Extracted records:
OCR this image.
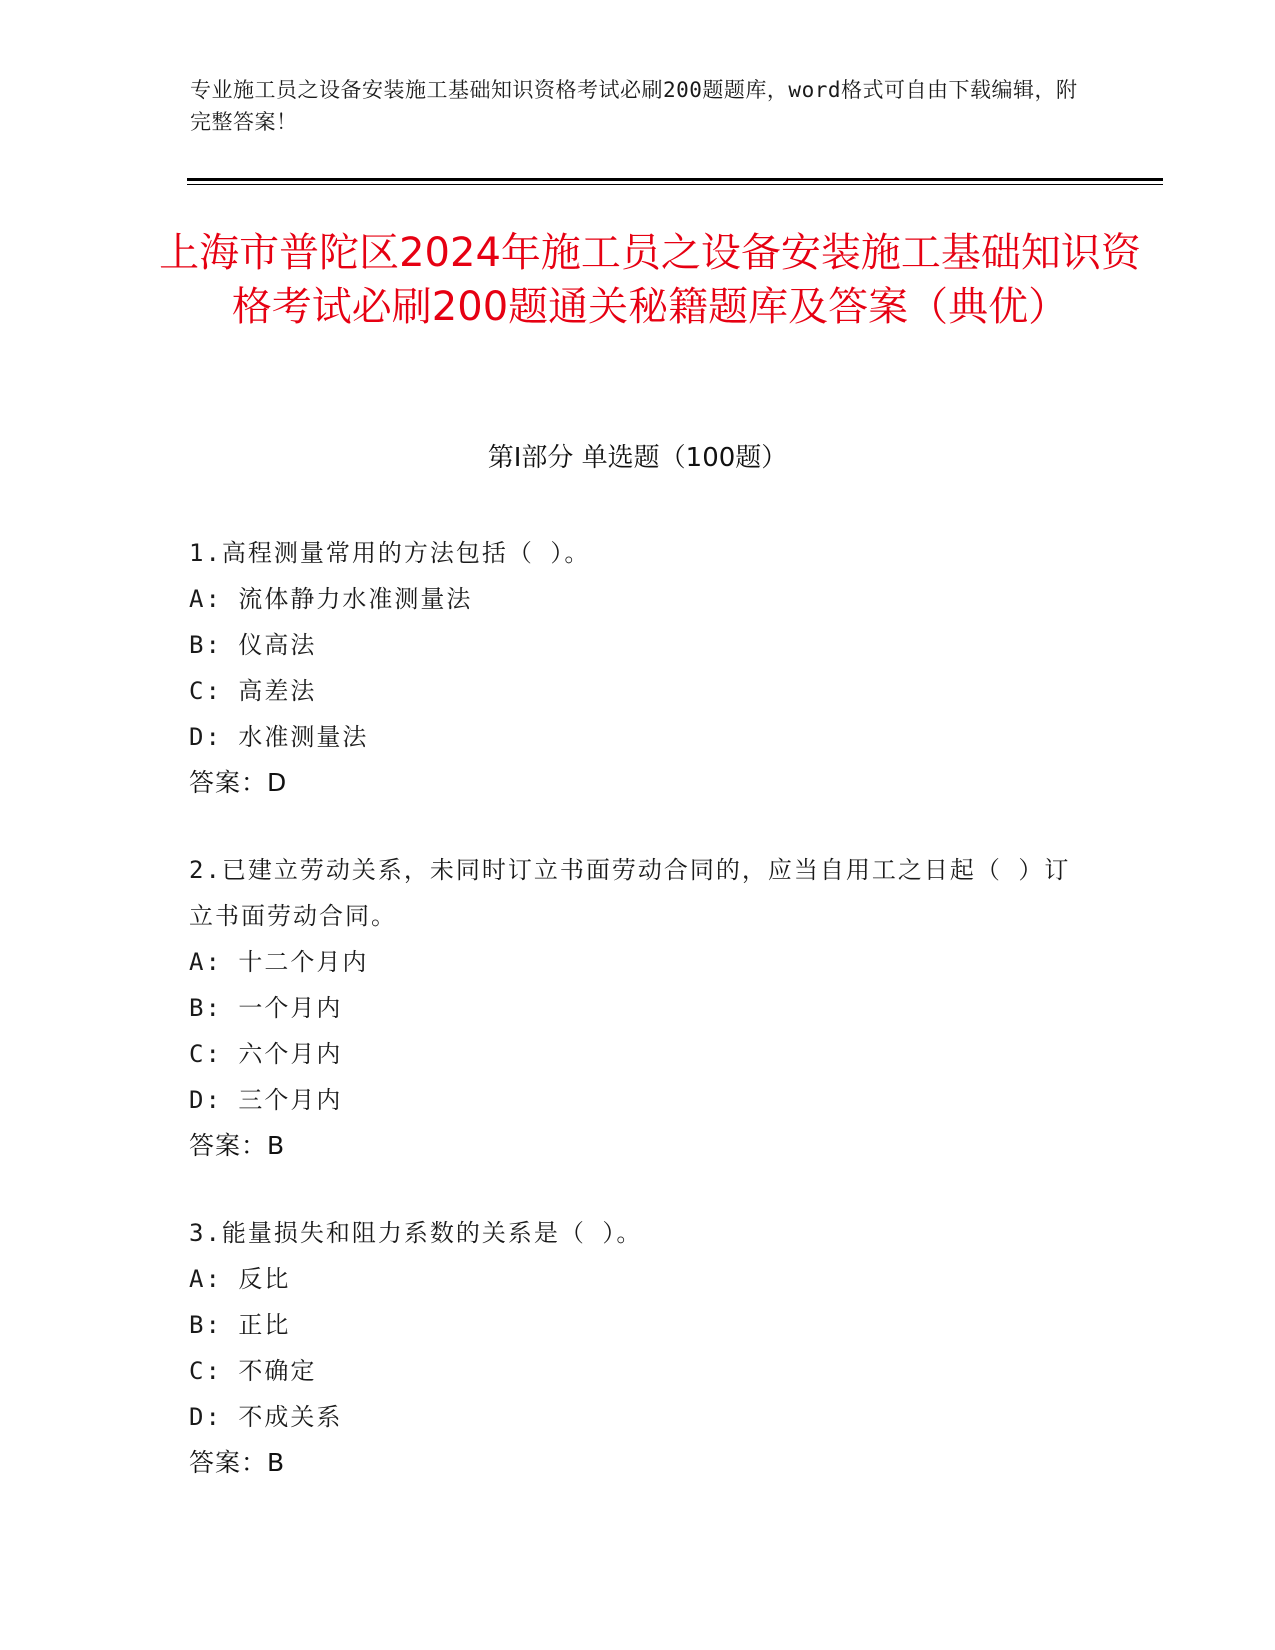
专业施工员之设备安装施工基础知识资格考试必刷200题题库，word格式可自由下载编辑，附完整答案！
上海市普陀区2024年施工员之设备安装施工基础知识资格考试必刷200题通关秘籍题库及答案（典优）
第Ⅰ部分 单选题（100题）
1.高程测量常用的方法包括（ ）。
A: 流体静力水准测量法
B: 仪高法
C: 高差法
D: 水准测量法
答案：D
2.已建立劳动关系，未同时订立书面劳动合同的，应当自用工之日起（ ）订立书面劳动合同。
A: 十二个月内
B: 一个月内
C: 六个月内
D: 三个月内
答案：B
3.能量损失和阻力系数的关系是（ ）。
A: 反比
B: 正比
C: 不确定
D: 不成关系
答案：B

▶ [What to do]:
Repeat the data in full and exactly. Omit pictures.

▶ [Final result]:
OCR this image.
专业施工员之设备安装施工基础知识资格考试必刷200题题库，word格式可自由下载编辑，附完整答案！
上海市普陀区2024年施工员之设备安装施工基础知识资格考试必刷200题通关秘籍题库及答案（典优）
第Ⅰ部分 单选题（100题）
1.高程测量常用的方法包括（ ）。
A: 流体静力水准测量法
B: 仪高法
C: 高差法
D: 水准测量法
答案：D
2.已建立劳动关系，未同时订立书面劳动合同的，应当自用工之日起（ ）订立书面劳动合同。
A: 十二个月内
B: 一个月内
C: 六个月内
D: 三个月内
答案：B
3.能量损失和阻力系数的关系是（ ）。
A: 反比
B: 正比
C: 不确定
D: 不成关系
答案：B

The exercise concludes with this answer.